(Saved entries)
******************************

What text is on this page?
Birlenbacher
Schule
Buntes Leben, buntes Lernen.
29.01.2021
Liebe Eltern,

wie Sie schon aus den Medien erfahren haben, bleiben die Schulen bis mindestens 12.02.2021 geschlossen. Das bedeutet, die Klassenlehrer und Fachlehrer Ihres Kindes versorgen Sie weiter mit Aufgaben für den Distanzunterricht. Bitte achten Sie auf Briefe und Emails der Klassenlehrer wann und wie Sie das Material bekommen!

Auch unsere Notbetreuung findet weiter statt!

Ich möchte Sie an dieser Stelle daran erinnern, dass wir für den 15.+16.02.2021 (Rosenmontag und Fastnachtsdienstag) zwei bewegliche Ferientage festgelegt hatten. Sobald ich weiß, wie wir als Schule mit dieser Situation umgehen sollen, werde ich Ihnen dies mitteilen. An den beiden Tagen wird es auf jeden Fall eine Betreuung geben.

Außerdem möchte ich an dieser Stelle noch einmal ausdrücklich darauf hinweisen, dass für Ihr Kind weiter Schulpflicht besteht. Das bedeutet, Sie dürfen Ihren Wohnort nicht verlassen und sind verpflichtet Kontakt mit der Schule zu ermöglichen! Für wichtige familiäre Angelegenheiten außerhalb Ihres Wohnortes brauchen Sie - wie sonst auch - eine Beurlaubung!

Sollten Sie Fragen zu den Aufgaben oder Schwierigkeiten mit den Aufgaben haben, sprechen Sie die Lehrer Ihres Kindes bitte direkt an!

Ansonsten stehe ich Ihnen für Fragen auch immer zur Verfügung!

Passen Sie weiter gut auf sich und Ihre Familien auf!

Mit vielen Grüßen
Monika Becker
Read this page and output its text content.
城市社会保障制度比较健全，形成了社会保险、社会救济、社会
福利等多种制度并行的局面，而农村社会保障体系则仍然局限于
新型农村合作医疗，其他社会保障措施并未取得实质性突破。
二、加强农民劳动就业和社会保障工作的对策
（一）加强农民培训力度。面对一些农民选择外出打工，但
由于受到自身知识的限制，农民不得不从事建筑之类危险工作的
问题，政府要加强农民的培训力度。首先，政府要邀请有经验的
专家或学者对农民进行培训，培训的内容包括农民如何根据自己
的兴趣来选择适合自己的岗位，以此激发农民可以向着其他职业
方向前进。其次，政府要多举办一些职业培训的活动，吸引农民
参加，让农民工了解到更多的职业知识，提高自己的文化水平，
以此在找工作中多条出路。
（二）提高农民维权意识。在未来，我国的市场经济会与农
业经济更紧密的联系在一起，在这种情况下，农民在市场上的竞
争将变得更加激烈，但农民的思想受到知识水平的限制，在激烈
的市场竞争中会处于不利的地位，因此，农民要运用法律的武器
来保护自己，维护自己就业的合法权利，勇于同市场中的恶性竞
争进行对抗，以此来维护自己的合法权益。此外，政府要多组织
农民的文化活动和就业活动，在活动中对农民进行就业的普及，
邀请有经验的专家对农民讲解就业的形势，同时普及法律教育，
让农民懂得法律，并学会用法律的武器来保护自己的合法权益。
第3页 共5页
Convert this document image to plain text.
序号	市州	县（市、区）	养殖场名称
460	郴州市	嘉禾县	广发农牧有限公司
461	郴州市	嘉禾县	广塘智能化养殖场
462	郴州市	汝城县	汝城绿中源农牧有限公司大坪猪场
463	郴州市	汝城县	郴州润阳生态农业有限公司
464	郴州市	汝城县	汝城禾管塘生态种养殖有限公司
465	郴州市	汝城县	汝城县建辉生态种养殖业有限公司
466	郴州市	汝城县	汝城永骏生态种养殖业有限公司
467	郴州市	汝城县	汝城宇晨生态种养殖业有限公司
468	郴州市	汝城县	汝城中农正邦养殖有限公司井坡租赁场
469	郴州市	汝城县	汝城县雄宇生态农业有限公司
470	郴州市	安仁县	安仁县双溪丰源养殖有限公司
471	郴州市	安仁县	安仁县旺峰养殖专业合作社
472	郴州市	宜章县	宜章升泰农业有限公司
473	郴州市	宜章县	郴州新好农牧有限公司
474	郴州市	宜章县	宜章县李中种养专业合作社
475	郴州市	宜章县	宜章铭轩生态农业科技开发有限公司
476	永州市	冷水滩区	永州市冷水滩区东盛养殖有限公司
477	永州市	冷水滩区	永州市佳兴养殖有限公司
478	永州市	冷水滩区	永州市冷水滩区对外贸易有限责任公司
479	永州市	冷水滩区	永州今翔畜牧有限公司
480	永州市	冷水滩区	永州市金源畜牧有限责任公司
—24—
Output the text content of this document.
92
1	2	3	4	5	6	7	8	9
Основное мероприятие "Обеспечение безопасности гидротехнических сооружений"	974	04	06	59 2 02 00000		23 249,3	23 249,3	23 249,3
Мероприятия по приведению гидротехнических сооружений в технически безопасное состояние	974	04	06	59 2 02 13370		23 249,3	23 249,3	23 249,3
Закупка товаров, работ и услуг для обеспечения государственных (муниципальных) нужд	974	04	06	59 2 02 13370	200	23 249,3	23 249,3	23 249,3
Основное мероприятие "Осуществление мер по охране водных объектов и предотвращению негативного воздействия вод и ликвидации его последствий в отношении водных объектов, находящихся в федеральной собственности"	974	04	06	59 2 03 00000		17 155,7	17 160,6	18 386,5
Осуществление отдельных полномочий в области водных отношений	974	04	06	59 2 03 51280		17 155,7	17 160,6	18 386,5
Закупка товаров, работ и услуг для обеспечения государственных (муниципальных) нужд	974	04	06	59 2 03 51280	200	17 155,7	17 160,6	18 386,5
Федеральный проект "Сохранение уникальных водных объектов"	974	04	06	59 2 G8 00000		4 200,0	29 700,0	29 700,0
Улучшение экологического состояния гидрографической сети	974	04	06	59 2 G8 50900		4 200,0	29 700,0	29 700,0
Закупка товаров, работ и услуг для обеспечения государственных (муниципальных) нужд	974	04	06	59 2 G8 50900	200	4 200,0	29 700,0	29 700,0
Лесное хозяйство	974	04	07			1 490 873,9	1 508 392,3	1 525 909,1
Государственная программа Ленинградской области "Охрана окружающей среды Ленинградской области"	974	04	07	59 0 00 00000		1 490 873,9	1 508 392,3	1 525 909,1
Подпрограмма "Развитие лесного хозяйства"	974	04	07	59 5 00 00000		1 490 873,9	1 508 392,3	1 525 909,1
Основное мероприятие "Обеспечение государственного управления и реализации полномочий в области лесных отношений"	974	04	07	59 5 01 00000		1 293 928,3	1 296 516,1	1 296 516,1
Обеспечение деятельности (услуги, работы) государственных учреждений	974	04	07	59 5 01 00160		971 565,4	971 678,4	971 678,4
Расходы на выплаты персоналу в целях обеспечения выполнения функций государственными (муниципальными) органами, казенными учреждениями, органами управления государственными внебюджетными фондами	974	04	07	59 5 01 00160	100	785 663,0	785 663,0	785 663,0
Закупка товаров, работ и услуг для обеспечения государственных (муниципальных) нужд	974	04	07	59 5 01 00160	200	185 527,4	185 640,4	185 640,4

******************************

__Task directions__
Copy all lines of the listing above that contain the string "Основное".

__Task output__
Основное мероприятие "Обеспечение безопасности гидротехнических сооружений"	974	04	06	59 2 02 00000		23 249,3	23 249,3	23 249,3
Основное мероприятие "Осуществление мер по охране водных объектов и предотвращению негативного воздействия вод и ликвидации его последствий в отношении водных объектов, находящихся в федеральной собственности"	974	04	06	59 2 03 00000		17 155,7	17 160,6	18 386,5
Основное мероприятие "Обеспечение государственного управления и реализации полномочий в области лесных отношений"	974	04	07	59 5 01 00000		1 293 928,3	1 296 516,1	1 296 516,1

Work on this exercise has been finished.